# Task statement
Output every entry exactly as written, skipping any pictures.

Saved entries:

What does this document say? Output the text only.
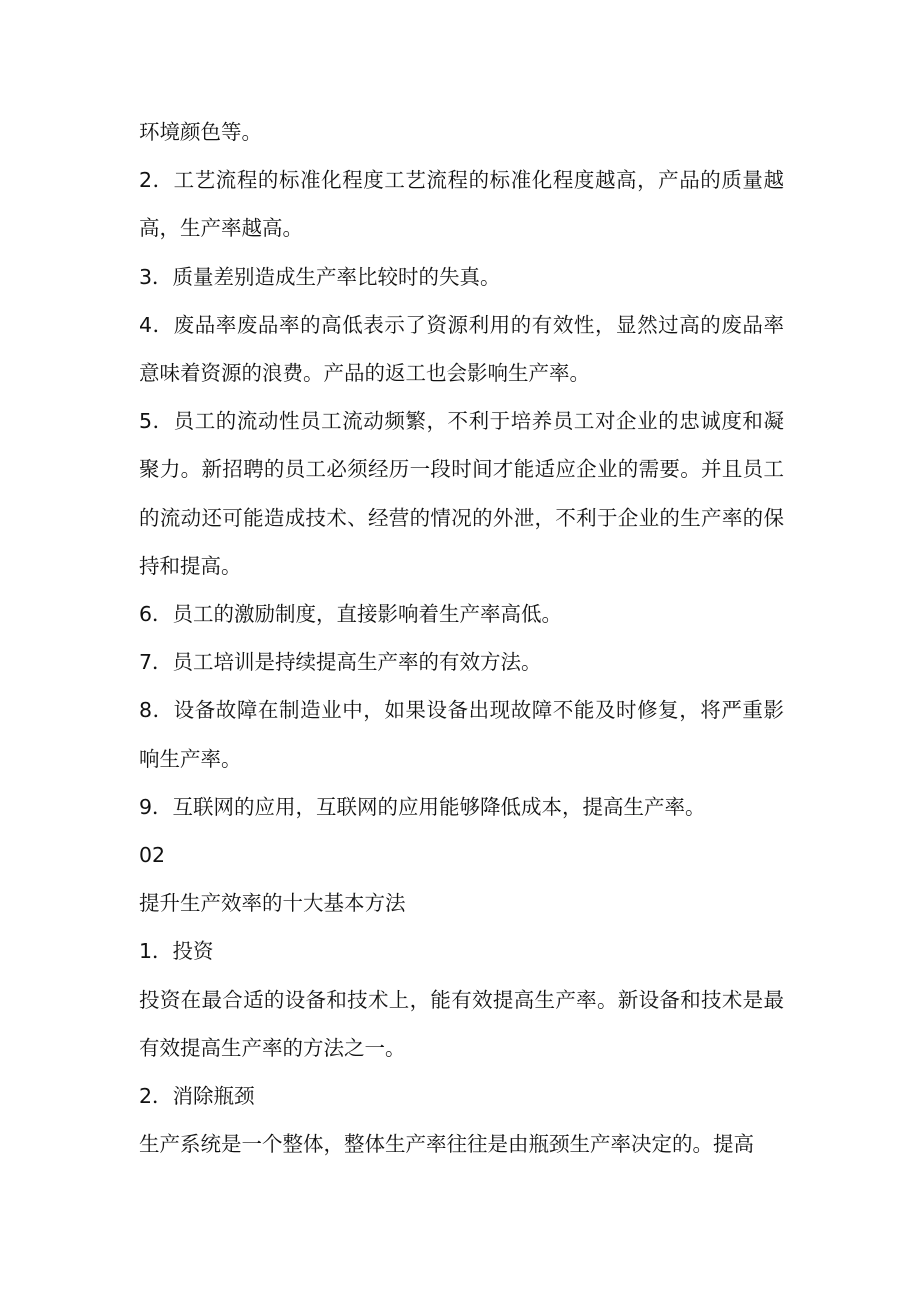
环境颜色等。

2．工艺流程的标准化程度工艺流程的标准化程度越高，产品的质量越高，生产率越高。

3．质量差别造成生产率比较时的失真。

4．废品率废品率的高低表示了资源利用的有效性，显然过高的废品率意味着资源的浪费。产品的返工也会影响生产率。

5．员工的流动性员工流动频繁，不利于培养员工对企业的忠诚度和凝聚力。新招聘的员工必须经历一段时间才能适应企业的需要。并且员工的流动还可能造成技术、经营的情况的外泄，不利于企业的生产率的保持和提高。

6．员工的激励制度，直接影响着生产率高低。

7．员工培训是持续提高生产率的有效方法。

8．设备故障在制造业中，如果设备出现故障不能及时修复，将严重影响生产率。

9．互联网的应用，互联网的应用能够降低成本，提高生产率。

02

提升生产效率的十大基本方法

1．投资

投资在最合适的设备和技术上，能有效提高生产率。新设备和技术是最有效提高生产率的方法之一。

2．消除瓶颈

生产系统是一个整体，整体生产率往往是由瓶颈生产率决定的。提高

# Finished task
What does this document say? Output the text only.
环境颜色等。

2．工艺流程的标准化程度工艺流程的标准化程度越高，产品的质量越高，生产率越高。

3．质量差别造成生产率比较时的失真。

4．废品率废品率的高低表示了资源利用的有效性，显然过高的废品率意味着资源的浪费。产品的返工也会影响生产率。

5．员工的流动性员工流动频繁，不利于培养员工对企业的忠诚度和凝聚力。新招聘的员工必须经历一段时间才能适应企业的需要。并且员工的流动还可能造成技术、经营的情况的外泄，不利于企业的生产率的保持和提高。

6．员工的激励制度，直接影响着生产率高低。

7．员工培训是持续提高生产率的有效方法。

8．设备故障在制造业中，如果设备出现故障不能及时修复，将严重影响生产率。

9．互联网的应用，互联网的应用能够降低成本，提高生产率。

02

提升生产效率的十大基本方法

1．投资

投资在最合适的设备和技术上，能有效提高生产率。新设备和技术是最有效提高生产率的方法之一。

2．消除瓶颈

生产系统是一个整体，整体生产率往往是由瓶颈生产率决定的。提高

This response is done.